BRIEF: Pictures do not belong in the copy, so please give every entry below again exactly.

(Records that describe figures)
— Start —

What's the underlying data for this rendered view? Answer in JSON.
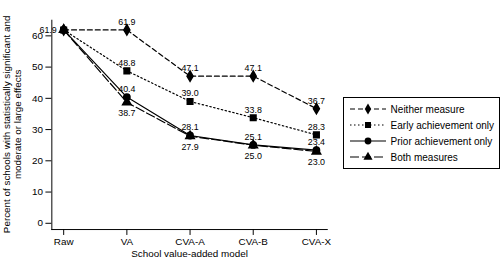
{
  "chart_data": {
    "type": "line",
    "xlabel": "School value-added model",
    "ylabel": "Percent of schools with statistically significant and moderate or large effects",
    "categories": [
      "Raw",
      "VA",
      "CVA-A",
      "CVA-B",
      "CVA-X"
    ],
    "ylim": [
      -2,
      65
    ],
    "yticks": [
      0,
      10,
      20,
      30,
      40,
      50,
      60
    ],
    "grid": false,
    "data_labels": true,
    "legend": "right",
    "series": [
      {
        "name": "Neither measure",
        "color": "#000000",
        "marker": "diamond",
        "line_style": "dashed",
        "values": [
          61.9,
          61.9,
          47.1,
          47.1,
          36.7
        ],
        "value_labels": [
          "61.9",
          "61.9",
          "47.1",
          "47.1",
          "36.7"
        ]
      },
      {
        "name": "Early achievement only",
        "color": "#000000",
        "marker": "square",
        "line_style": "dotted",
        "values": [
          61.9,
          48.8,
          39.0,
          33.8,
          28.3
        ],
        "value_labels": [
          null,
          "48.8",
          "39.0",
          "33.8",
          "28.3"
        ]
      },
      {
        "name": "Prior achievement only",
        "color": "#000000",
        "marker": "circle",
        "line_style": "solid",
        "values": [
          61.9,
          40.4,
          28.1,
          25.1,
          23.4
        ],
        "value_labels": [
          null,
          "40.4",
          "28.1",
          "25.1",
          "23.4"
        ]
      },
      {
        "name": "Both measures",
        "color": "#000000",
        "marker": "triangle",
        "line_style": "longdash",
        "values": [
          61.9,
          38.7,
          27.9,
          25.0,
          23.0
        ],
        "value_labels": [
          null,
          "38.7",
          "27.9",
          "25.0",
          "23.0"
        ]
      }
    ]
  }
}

— End —

EXPECTED ANSWER:
What's the underlying data for this rendered view? Answer in JSON.
{
  "chart_data": {
    "type": "line",
    "xlabel": "School value-added model",
    "ylabel": "Percent of schools with statistically significant and moderate or large effects",
    "categories": [
      "Raw",
      "VA",
      "CVA-A",
      "CVA-B",
      "CVA-X"
    ],
    "ylim": [
      -2,
      65
    ],
    "yticks": [
      0,
      10,
      20,
      30,
      40,
      50,
      60
    ],
    "grid": false,
    "data_labels": true,
    "legend": "right",
    "series": [
      {
        "name": "Neither measure",
        "color": "#000000",
        "marker": "diamond",
        "line_style": "dashed",
        "values": [
          61.9,
          61.9,
          47.1,
          47.1,
          36.7
        ],
        "value_labels": [
          "61.9",
          "61.9",
          "47.1",
          "47.1",
          "36.7"
        ]
      },
      {
        "name": "Early achievement only",
        "color": "#000000",
        "marker": "square",
        "line_style": "dotted",
        "values": [
          61.9,
          48.8,
          39.0,
          33.8,
          28.3
        ],
        "value_labels": [
          null,
          "48.8",
          "39.0",
          "33.8",
          "28.3"
        ]
      },
      {
        "name": "Prior achievement only",
        "color": "#000000",
        "marker": "circle",
        "line_style": "solid",
        "values": [
          61.9,
          40.4,
          28.1,
          25.1,
          23.4
        ],
        "value_labels": [
          null,
          "40.4",
          "28.1",
          "25.1",
          "23.4"
        ]
      },
      {
        "name": "Both measures",
        "color": "#000000",
        "marker": "triangle",
        "line_style": "longdash",
        "values": [
          61.9,
          38.7,
          27.9,
          25.0,
          23.0
        ],
        "value_labels": [
          null,
          "38.7",
          "27.9",
          "25.0",
          "23.0"
        ]
      }
    ]
  }
}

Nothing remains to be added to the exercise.